(Dataset rows)
——
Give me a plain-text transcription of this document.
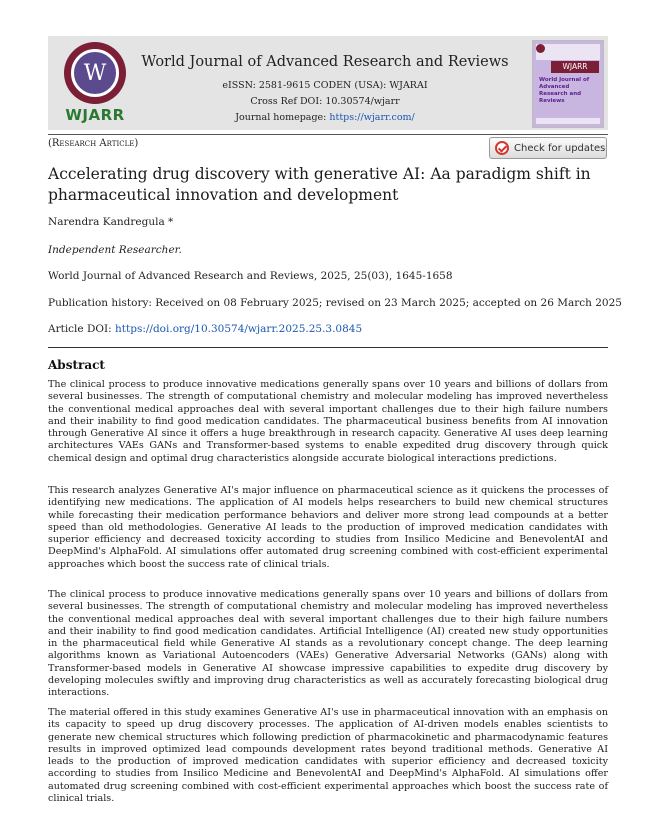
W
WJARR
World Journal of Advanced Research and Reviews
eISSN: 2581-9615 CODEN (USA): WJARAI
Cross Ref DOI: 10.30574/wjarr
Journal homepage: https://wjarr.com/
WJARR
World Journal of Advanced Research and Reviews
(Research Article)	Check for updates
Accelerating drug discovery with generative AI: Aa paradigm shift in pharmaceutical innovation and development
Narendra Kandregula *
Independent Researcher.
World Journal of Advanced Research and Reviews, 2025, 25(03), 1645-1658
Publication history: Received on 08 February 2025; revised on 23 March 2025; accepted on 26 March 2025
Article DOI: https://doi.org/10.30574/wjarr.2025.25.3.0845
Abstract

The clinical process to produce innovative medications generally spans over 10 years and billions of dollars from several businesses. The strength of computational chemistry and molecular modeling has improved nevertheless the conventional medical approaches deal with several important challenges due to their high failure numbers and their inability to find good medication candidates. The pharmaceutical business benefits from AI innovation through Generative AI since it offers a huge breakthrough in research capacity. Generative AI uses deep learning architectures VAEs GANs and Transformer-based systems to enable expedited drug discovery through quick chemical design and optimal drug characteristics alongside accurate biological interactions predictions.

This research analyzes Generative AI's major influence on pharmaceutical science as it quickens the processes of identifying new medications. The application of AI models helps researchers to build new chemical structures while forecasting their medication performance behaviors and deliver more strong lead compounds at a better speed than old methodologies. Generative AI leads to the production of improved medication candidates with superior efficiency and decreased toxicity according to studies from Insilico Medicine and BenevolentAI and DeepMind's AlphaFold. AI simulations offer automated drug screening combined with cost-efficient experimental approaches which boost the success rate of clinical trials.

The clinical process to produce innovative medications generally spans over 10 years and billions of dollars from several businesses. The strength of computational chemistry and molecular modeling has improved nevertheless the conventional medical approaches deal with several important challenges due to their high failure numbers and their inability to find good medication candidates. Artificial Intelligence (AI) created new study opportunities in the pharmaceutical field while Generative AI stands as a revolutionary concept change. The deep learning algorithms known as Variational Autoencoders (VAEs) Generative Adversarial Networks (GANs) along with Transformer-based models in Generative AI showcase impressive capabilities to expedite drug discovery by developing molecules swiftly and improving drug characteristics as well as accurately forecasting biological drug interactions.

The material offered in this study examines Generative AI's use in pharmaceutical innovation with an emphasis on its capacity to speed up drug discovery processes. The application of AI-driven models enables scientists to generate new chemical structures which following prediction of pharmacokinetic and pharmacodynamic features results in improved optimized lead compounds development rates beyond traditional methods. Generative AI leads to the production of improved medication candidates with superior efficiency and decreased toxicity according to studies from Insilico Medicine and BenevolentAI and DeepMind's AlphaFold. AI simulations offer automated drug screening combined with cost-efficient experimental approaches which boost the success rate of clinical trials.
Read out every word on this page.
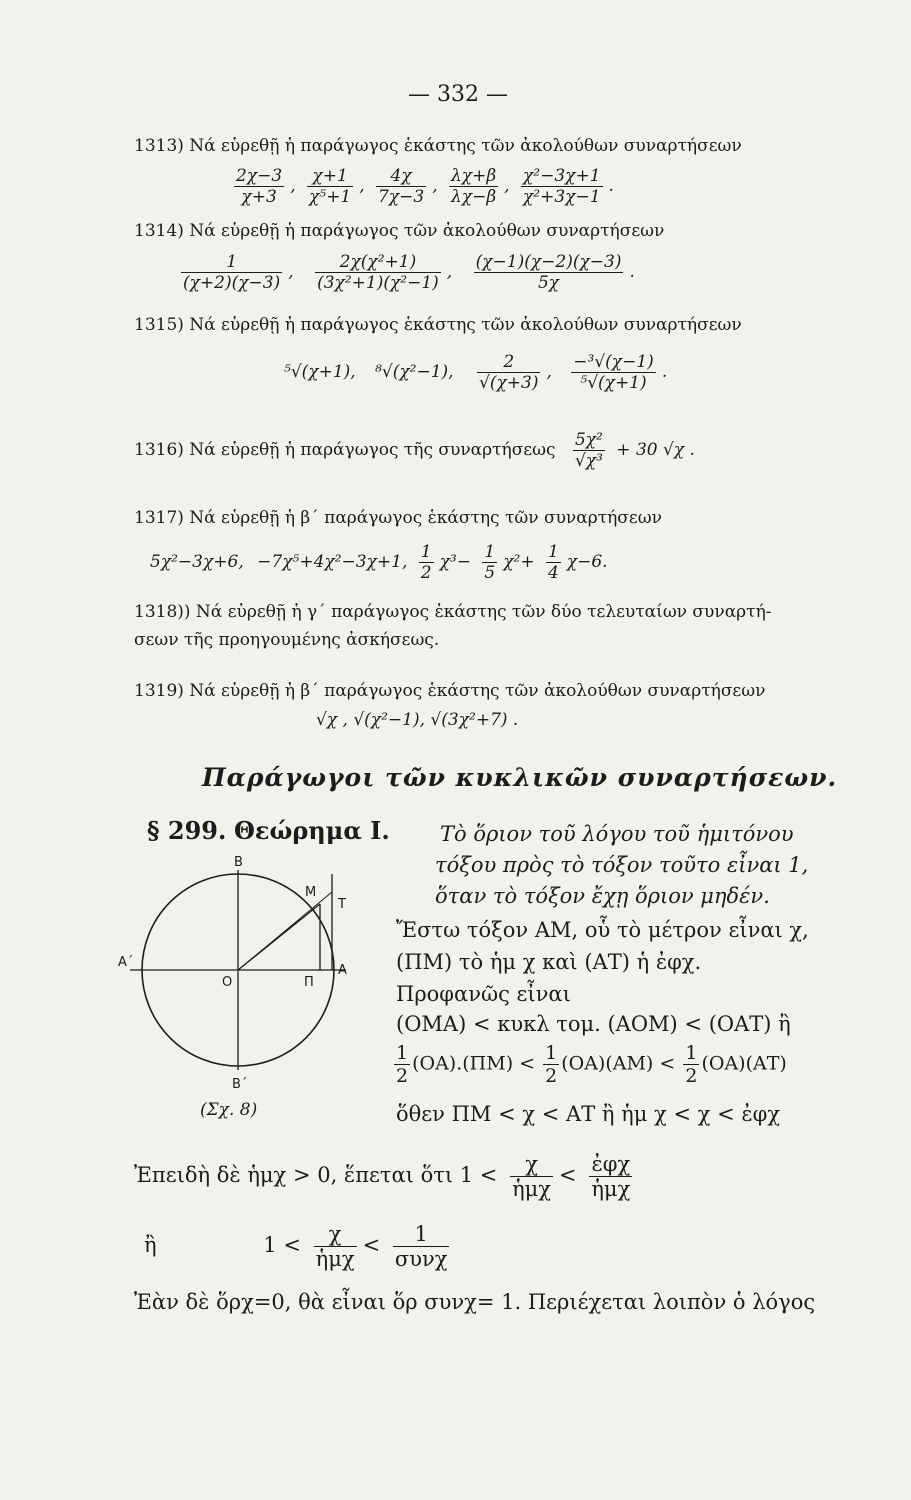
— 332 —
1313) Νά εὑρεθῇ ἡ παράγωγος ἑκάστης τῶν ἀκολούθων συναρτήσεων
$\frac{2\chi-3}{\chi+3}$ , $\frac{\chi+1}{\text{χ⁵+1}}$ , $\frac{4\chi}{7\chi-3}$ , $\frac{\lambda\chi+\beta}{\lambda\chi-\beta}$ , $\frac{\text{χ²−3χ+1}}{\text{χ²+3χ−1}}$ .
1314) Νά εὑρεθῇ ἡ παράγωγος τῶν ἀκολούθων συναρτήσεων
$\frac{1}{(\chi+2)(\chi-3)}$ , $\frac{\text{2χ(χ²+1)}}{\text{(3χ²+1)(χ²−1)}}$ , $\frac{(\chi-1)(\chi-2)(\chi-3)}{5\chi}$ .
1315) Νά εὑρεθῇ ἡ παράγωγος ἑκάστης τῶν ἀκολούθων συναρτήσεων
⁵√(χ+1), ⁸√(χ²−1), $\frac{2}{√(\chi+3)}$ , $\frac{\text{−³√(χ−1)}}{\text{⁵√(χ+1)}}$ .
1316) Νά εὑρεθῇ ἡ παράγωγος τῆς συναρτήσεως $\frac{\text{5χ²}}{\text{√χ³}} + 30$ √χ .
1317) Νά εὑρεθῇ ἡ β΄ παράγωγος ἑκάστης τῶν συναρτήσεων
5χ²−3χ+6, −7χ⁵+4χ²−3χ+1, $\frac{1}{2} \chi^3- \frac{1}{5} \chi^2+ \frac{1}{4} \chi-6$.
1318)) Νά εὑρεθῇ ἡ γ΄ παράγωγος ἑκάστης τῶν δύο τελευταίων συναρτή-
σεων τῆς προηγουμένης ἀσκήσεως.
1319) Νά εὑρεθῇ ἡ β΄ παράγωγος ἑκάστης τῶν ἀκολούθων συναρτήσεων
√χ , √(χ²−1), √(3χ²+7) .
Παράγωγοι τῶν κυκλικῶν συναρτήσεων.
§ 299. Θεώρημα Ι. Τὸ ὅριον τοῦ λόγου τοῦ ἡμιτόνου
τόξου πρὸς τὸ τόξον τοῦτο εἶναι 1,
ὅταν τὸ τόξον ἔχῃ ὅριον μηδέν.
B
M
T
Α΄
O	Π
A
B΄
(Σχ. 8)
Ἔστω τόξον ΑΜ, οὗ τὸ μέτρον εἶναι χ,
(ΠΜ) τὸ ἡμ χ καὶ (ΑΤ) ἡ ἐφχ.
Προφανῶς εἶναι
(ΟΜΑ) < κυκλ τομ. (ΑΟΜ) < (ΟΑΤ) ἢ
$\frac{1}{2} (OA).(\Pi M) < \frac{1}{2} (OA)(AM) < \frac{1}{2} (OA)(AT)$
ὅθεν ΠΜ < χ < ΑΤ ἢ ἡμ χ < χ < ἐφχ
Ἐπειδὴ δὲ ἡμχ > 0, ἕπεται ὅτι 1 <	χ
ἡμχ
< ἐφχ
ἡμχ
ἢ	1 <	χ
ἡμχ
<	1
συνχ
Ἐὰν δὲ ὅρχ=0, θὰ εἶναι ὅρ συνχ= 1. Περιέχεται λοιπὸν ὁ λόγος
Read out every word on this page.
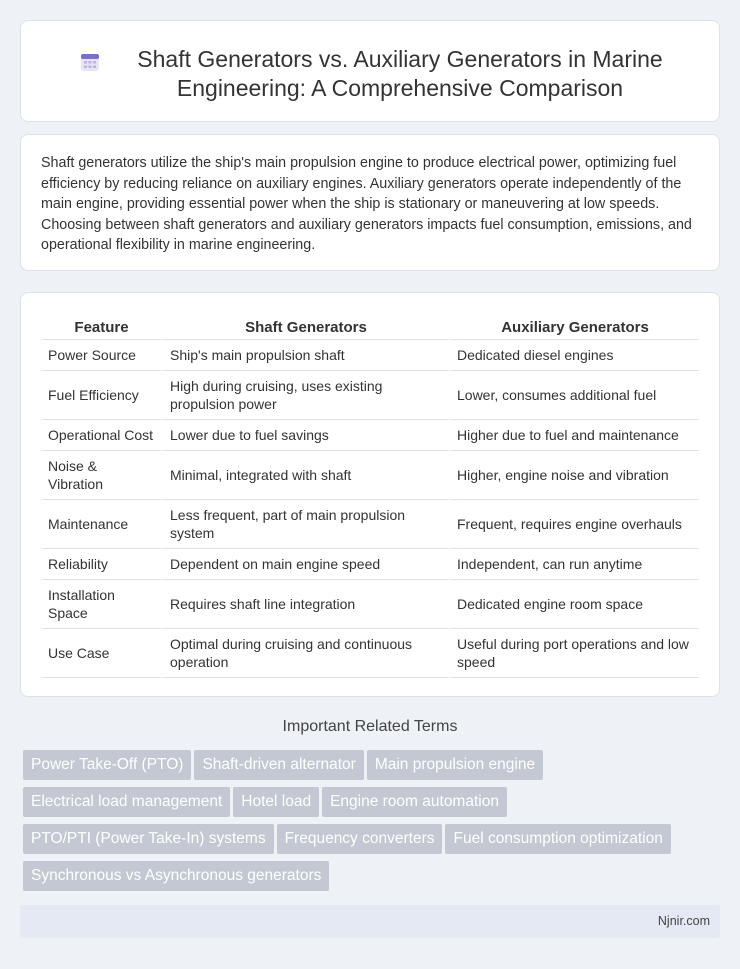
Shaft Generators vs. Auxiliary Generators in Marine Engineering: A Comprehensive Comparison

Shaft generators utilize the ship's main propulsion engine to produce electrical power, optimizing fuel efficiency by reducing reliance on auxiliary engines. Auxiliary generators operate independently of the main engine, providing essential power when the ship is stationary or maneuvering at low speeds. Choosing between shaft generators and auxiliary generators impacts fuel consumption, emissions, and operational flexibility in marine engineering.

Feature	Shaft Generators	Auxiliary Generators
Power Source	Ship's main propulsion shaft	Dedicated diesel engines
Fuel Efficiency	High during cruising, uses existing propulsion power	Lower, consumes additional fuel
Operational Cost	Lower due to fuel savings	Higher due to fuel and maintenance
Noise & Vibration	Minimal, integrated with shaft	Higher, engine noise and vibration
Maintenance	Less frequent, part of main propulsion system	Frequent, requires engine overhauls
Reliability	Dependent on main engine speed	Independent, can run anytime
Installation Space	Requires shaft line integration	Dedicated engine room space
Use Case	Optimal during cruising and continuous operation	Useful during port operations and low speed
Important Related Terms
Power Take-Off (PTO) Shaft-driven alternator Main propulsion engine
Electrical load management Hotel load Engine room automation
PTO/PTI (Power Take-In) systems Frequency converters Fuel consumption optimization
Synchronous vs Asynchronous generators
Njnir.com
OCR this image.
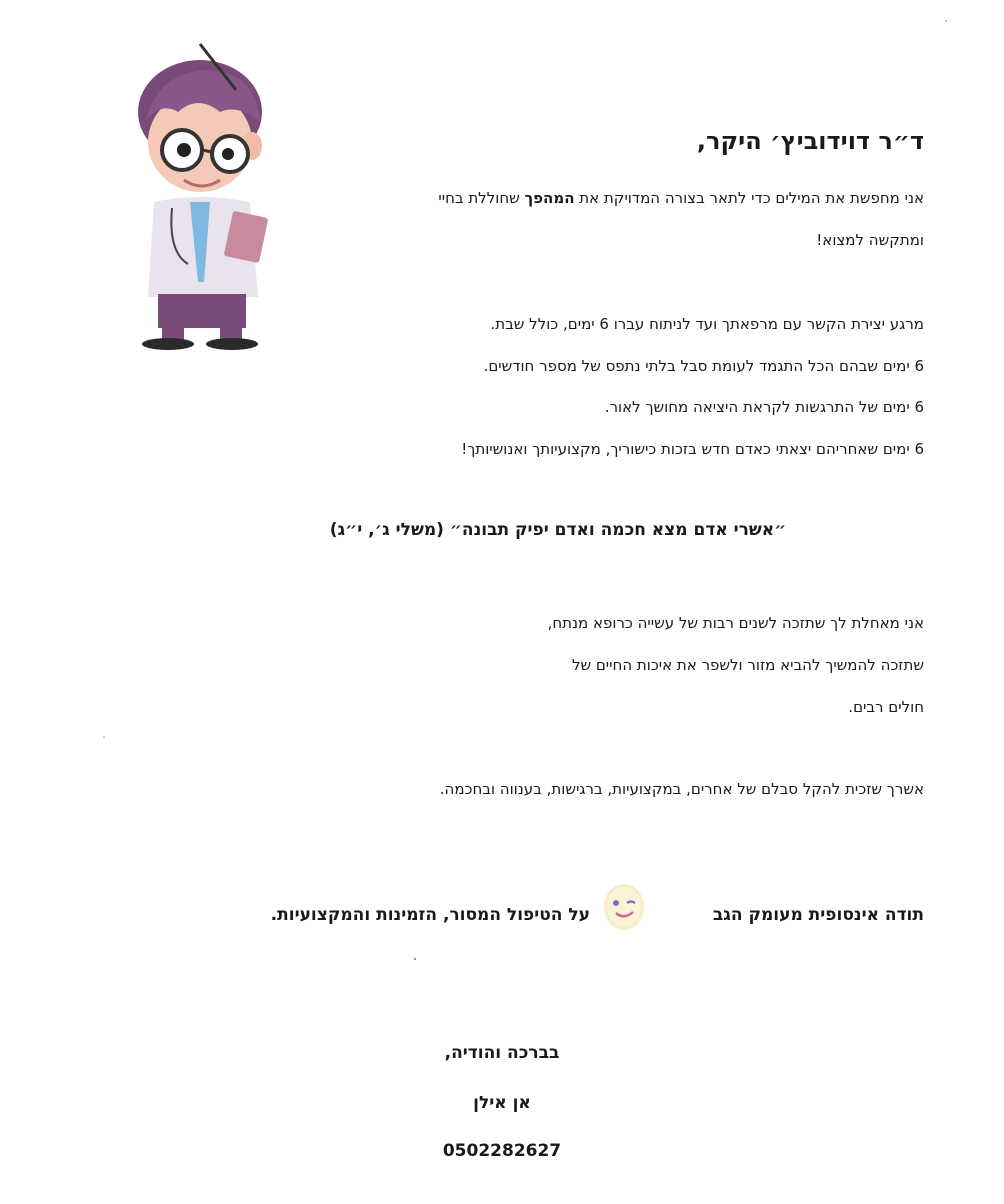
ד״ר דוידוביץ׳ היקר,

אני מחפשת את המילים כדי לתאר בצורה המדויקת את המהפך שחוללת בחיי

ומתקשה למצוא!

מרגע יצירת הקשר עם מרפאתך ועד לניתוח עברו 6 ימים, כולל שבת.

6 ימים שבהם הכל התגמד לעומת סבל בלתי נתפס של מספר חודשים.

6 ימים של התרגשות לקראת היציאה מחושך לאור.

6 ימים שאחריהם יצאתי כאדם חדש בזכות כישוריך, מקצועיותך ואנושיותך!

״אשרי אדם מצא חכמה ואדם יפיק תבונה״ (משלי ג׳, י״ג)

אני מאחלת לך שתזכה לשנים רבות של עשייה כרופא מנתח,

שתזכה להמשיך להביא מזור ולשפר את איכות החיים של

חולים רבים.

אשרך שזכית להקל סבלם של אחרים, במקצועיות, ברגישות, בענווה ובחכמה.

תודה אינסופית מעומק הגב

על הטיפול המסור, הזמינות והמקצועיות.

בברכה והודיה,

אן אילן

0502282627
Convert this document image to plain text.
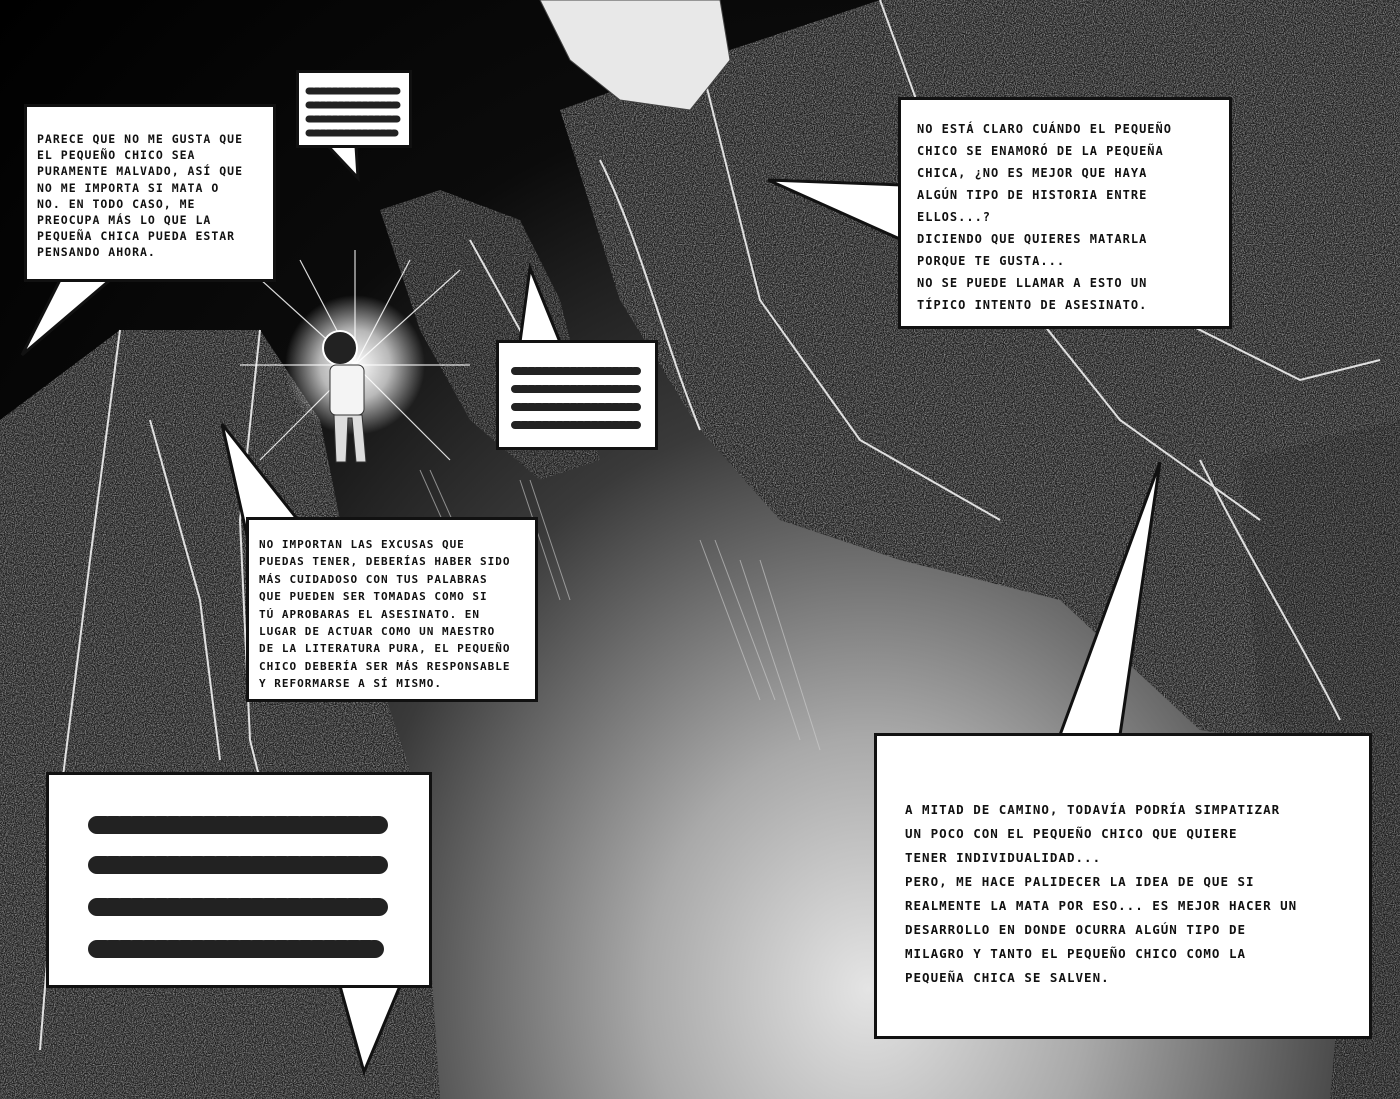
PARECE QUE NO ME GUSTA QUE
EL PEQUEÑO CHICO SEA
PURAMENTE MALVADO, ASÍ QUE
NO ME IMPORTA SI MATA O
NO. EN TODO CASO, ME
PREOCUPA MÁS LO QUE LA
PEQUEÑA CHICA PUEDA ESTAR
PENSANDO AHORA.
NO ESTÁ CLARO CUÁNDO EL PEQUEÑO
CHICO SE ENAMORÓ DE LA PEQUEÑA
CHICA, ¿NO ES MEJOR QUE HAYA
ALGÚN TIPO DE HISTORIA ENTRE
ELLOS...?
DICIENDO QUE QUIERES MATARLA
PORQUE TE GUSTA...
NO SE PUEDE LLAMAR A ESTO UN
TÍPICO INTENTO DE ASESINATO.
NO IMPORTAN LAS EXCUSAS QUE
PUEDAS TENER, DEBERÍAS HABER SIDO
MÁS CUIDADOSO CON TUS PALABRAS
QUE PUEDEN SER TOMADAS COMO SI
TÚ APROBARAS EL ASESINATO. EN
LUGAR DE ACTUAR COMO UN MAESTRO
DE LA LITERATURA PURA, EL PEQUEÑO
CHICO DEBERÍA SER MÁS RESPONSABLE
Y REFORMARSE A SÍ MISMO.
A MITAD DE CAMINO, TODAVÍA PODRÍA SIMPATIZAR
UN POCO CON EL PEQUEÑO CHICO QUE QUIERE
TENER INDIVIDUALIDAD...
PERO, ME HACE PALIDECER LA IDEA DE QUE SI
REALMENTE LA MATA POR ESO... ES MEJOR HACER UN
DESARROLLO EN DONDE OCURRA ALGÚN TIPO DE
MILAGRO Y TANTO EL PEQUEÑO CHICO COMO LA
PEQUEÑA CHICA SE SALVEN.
——
● **THE REQUEST**
Filter the records, keeping only lines that contain "συναρτήσεων", and show those lines.

● **COMPLETED TASK**
1313) Νά εὑρεθῇ ἡ παράγωγος ἑκάστης τῶν ἀκολούθων συναρτήσεων
1314) Νά εὑρεθῇ ἡ παράγωγος τῶν ἀκολούθων συναρτήσεων
1315) Νά εὑρεθῇ ἡ παράγωγος ἑκάστης τῶν ἀκολούθων συναρτήσεων
1317) Νά εὑρεθῇ ἡ β΄ παράγωγος ἑκάστης τῶν συναρτήσεων
1319) Νά εὑρεθῇ ἡ β΄ παράγωγος ἑκάστης τῶν ἀκολούθων συναρτήσεων
Παράγωγοι τῶν κυκλικῶν συναρτήσεων.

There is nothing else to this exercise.